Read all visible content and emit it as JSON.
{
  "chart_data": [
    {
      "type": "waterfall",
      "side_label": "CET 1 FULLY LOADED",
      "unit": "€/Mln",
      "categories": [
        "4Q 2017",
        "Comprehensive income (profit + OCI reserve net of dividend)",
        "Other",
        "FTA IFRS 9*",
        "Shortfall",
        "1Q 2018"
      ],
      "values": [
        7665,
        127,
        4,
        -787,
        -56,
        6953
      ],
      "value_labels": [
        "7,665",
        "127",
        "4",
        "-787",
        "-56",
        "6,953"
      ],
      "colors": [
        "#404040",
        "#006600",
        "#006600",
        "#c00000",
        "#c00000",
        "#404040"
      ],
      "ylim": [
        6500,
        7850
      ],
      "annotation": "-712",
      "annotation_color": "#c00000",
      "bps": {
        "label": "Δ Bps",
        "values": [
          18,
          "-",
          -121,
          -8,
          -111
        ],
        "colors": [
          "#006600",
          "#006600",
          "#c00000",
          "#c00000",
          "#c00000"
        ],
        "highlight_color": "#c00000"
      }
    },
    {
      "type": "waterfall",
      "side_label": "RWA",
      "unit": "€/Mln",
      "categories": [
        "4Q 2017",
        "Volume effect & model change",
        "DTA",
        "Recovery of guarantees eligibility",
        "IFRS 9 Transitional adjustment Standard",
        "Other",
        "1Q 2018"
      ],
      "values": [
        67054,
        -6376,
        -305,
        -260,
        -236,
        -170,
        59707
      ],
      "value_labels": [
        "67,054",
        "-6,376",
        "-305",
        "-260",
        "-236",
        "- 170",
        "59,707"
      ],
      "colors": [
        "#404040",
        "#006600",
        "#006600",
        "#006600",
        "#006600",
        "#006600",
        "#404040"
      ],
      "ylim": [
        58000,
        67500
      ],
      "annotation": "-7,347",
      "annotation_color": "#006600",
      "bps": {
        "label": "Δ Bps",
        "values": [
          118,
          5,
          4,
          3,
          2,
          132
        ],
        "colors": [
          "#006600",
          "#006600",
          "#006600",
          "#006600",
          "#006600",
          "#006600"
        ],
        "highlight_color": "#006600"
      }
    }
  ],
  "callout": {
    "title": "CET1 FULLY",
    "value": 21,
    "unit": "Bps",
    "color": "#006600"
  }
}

DESCRIPTION OF THE TASK
Repeat every entry exactly, please.

WORKED ANSWER
Read all visible content and emit it as JSON.
{
  "chart_data": [
    {
      "type": "waterfall",
      "side_label": "CET 1 FULLY LOADED",
      "unit": "€/Mln",
      "categories": [
        "4Q 2017",
        "Comprehensive income (profit + OCI reserve net of dividend)",
        "Other",
        "FTA IFRS 9*",
        "Shortfall",
        "1Q 2018"
      ],
      "values": [
        7665,
        127,
        4,
        -787,
        -56,
        6953
      ],
      "value_labels": [
        "7,665",
        "127",
        "4",
        "-787",
        "-56",
        "6,953"
      ],
      "colors": [
        "#404040",
        "#006600",
        "#006600",
        "#c00000",
        "#c00000",
        "#404040"
      ],
      "ylim": [
        6500,
        7850
      ],
      "annotation": "-712",
      "annotation_color": "#c00000",
      "bps": {
        "label": "Δ Bps",
        "values": [
          18,
          "-",
          -121,
          -8,
          -111
        ],
        "colors": [
          "#006600",
          "#006600",
          "#c00000",
          "#c00000",
          "#c00000"
        ],
        "highlight_color": "#c00000"
      }
    },
    {
      "type": "waterfall",
      "side_label": "RWA",
      "unit": "€/Mln",
      "categories": [
        "4Q 2017",
        "Volume effect & model change",
        "DTA",
        "Recovery of guarantees eligibility",
        "IFRS 9 Transitional adjustment Standard",
        "Other",
        "1Q 2018"
      ],
      "values": [
        67054,
        -6376,
        -305,
        -260,
        -236,
        -170,
        59707
      ],
      "value_labels": [
        "67,054",
        "-6,376",
        "-305",
        "-260",
        "-236",
        "- 170",
        "59,707"
      ],
      "colors": [
        "#404040",
        "#006600",
        "#006600",
        "#006600",
        "#006600",
        "#006600",
        "#404040"
      ],
      "ylim": [
        58000,
        67500
      ],
      "annotation": "-7,347",
      "annotation_color": "#006600",
      "bps": {
        "label": "Δ Bps",
        "values": [
          118,
          5,
          4,
          3,
          2,
          132
        ],
        "colors": [
          "#006600",
          "#006600",
          "#006600",
          "#006600",
          "#006600",
          "#006600"
        ],
        "highlight_color": "#006600"
      }
    }
  ],
  "callout": {
    "title": "CET1 FULLY",
    "value": 21,
    "unit": "Bps",
    "color": "#006600"
  }
}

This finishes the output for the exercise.